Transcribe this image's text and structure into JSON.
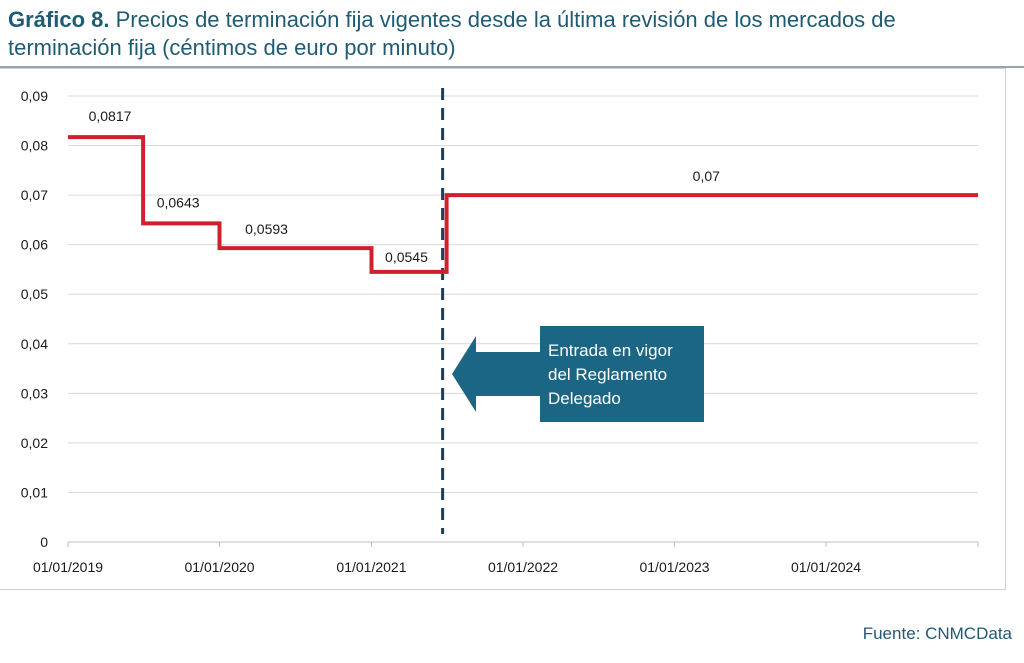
{
  "header": {
    "title_bold": "Gráfico 8.",
    "title_rest": " Precios de terminación fija vigentes desde la última revisión de los mercados de terminación fija (céntimos de euro por minuto)"
  },
  "source": "Fuente: CNMCData",
  "colors": {
    "series": "#d0202e",
    "annotation": "#1b6585",
    "text_title": "#1f5b73",
    "grid": "#d9d9d9"
  },
  "chart_data": {
    "type": "line",
    "subtype": "step",
    "title": "Precios de terminación fija vigentes desde la última revisión de los mercados de terminación fija (céntimos de euro por minuto)",
    "xlabel": "",
    "ylabel": "",
    "xlim": [
      "2019-01-01",
      "2025-01-01"
    ],
    "ylim": [
      0,
      0.09
    ],
    "yticks": [
      0,
      0.01,
      0.02,
      0.03,
      0.04,
      0.05,
      0.06,
      0.07,
      0.08,
      0.09
    ],
    "ytick_labels": [
      "0",
      "0,01",
      "0,02",
      "0,03",
      "0,04",
      "0,05",
      "0,06",
      "0,07",
      "0,08",
      "0,09"
    ],
    "xticks": [
      "2019-01-01",
      "2020-01-01",
      "2021-01-01",
      "2022-01-01",
      "2023-01-01",
      "2024-01-01"
    ],
    "xtick_labels": [
      "01/01/2019",
      "01/01/2020",
      "01/01/2021",
      "01/01/2022",
      "01/01/2023",
      "01/01/2024"
    ],
    "grid": true,
    "series": [
      {
        "steps": [
          {
            "start": "2019-01-01",
            "end": "2019-07-01",
            "value": 0.0817,
            "label": "0,0817"
          },
          {
            "start": "2019-07-01",
            "end": "2020-01-01",
            "value": 0.0643,
            "label": "0,0643"
          },
          {
            "start": "2020-01-01",
            "end": "2021-01-01",
            "value": 0.0593,
            "label": "0,0593"
          },
          {
            "start": "2021-01-01",
            "end": "2021-07-01",
            "value": 0.0545,
            "label": "0,0545"
          },
          {
            "start": "2021-07-01",
            "end": "2025-01-01",
            "value": 0.07,
            "label": "0,07"
          }
        ]
      }
    ],
    "annotations": [
      {
        "type": "vline",
        "x": "2021-07-01",
        "style": "dashed"
      },
      {
        "type": "callout",
        "x": "2021-07-01",
        "text_lines": [
          "Entrada en vigor",
          "del Reglamento",
          "Delegado"
        ]
      }
    ]
  }
}
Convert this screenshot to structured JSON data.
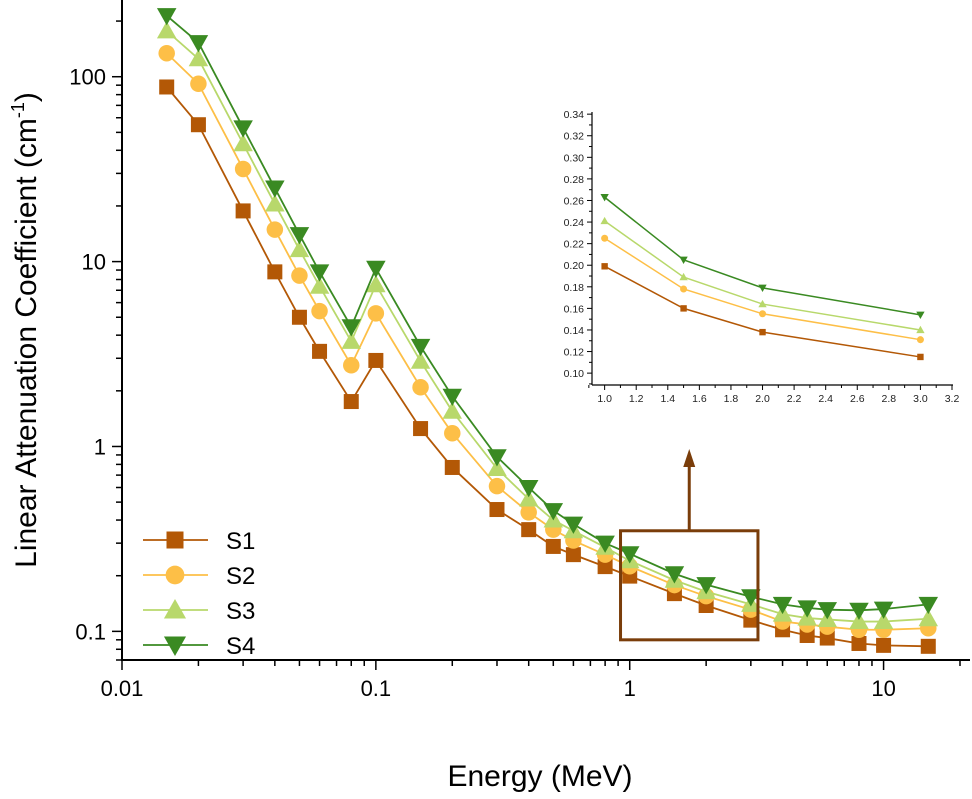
+++++
What to work on:
Extract each line holding the string "euro".

Problem solution:
    "title_rest": " Precios de terminación fija vigentes desde la última revisión de los mercados de terminación fija (céntimos de euro por minuto)"
    "title": "Precios de terminación fija vigentes desde la última revisión de los mercados de terminación fija (céntimos de euro por minuto)",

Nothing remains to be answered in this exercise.